* start Supplied information *

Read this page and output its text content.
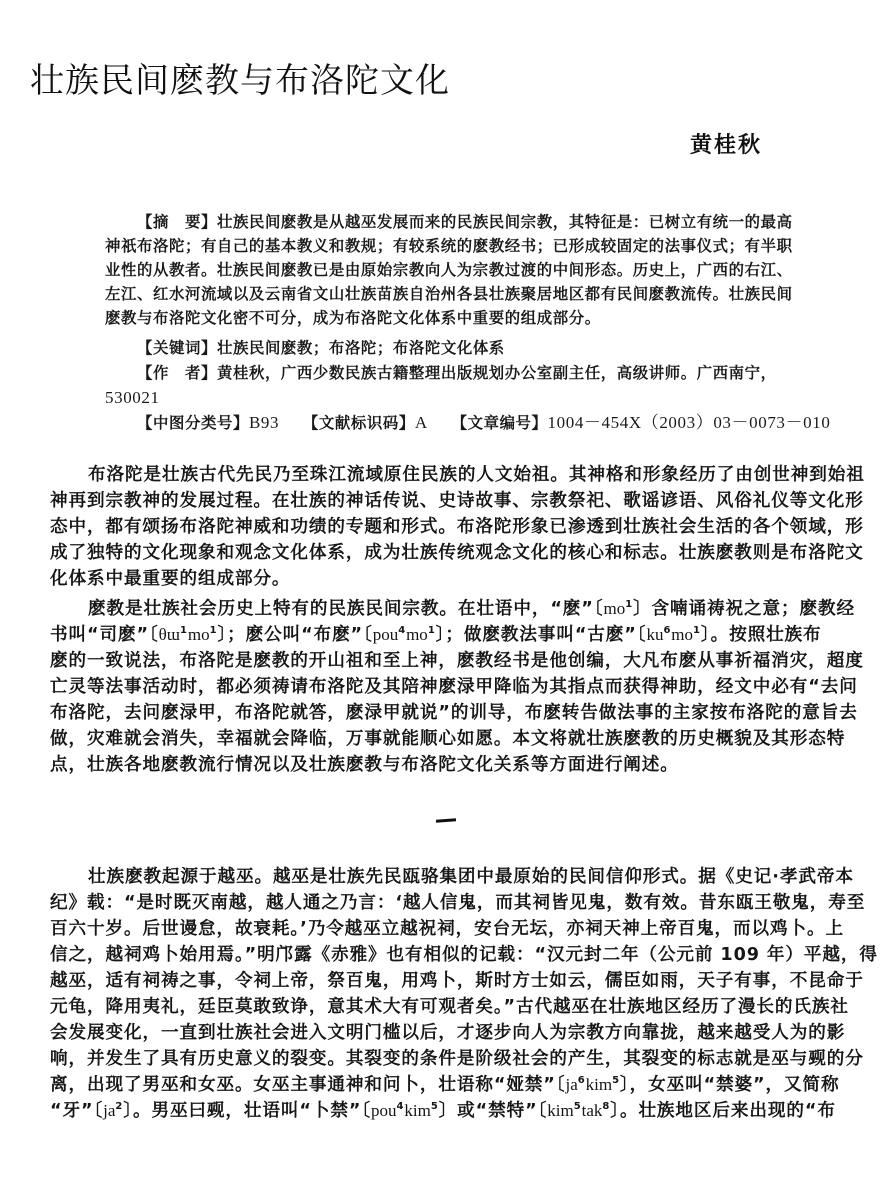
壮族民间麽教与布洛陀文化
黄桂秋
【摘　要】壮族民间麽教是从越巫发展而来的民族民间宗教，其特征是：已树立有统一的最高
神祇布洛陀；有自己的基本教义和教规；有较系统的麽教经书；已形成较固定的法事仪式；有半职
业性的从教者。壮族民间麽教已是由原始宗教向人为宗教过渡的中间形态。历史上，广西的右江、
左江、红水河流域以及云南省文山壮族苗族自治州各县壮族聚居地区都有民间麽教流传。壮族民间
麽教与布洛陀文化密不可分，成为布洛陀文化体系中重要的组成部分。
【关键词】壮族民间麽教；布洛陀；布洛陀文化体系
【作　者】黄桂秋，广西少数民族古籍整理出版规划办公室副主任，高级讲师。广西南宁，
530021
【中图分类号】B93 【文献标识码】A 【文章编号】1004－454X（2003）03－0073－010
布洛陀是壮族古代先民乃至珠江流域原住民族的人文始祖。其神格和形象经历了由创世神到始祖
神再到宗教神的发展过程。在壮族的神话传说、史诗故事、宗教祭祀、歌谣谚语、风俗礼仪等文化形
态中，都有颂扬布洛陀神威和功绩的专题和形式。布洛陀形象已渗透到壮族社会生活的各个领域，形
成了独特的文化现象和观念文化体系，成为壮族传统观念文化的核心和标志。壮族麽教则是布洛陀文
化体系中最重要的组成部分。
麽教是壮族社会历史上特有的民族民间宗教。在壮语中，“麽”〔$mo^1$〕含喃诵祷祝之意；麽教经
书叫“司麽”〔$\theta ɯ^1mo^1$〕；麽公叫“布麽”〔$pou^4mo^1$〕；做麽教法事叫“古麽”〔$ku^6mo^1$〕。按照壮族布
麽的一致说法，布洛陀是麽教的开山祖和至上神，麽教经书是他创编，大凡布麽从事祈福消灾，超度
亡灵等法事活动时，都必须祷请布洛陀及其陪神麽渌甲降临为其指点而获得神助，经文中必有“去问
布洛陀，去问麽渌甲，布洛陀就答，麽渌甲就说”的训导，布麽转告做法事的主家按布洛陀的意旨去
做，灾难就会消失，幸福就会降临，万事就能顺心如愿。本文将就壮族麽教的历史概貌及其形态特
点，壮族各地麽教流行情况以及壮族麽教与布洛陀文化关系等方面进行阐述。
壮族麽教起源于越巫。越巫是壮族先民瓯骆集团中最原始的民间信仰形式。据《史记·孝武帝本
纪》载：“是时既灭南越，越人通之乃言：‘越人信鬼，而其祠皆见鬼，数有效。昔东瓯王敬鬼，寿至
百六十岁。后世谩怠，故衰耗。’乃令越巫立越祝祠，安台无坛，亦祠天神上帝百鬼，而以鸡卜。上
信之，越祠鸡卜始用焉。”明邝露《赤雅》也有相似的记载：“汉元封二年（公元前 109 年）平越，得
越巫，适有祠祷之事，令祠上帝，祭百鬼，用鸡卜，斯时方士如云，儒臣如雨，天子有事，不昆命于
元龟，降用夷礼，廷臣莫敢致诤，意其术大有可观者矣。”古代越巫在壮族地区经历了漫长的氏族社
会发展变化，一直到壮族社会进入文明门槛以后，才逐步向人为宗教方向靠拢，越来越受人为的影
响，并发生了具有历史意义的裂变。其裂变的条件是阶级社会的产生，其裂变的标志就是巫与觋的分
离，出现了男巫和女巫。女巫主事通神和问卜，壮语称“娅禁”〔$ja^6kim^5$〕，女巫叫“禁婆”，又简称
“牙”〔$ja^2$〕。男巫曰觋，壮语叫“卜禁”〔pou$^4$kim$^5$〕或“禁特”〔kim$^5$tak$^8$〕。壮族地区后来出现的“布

* end Supplied information *
* start Supplied information *

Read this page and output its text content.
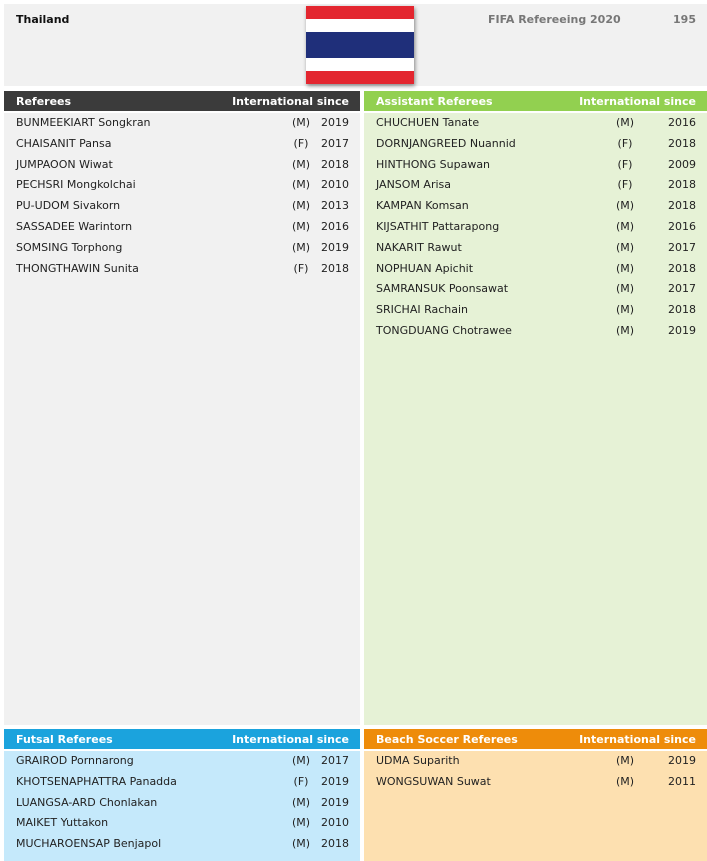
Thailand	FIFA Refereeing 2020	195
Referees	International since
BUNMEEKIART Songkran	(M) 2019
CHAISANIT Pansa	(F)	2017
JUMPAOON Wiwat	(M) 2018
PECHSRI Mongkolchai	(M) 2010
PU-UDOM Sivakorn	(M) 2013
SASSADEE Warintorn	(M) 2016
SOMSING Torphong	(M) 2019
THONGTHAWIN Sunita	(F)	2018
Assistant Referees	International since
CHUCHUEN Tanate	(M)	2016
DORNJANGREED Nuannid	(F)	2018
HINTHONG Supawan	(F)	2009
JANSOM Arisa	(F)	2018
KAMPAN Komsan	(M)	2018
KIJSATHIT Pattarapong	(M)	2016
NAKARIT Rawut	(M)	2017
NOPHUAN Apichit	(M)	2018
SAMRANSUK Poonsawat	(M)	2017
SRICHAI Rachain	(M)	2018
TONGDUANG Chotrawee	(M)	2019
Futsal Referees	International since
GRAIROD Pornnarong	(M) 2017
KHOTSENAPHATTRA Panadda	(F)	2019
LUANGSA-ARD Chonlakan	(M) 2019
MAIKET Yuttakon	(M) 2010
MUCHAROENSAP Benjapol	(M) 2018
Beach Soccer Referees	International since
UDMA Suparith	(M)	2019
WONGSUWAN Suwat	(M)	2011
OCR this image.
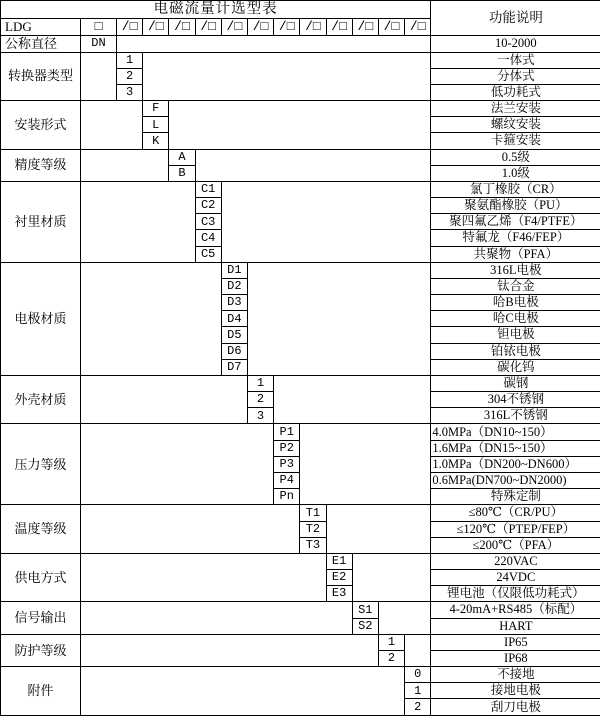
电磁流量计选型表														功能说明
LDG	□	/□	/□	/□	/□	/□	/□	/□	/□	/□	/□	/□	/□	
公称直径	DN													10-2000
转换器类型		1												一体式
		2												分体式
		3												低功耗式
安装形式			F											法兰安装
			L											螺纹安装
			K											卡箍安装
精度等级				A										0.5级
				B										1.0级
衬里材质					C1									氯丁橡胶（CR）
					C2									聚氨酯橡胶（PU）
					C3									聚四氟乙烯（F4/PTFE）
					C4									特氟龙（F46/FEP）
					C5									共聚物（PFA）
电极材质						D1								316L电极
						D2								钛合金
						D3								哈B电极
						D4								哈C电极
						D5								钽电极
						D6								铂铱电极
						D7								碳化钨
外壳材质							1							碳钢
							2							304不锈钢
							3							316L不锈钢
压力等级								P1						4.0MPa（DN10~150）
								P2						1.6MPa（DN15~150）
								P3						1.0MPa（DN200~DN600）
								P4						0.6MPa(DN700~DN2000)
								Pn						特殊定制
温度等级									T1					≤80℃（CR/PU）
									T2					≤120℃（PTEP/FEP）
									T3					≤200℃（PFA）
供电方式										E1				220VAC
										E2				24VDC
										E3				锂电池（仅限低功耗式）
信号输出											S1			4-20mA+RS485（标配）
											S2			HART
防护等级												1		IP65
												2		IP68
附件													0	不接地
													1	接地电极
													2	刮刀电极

* end Supplied information *

• [Your instructions] Pick out each line containing the string "Referees" and copy it.

• [Answer to this problem]
Referees	International since
Assistant Referees	International since
Futsal Referees	International since
Beach Soccer Referees	International since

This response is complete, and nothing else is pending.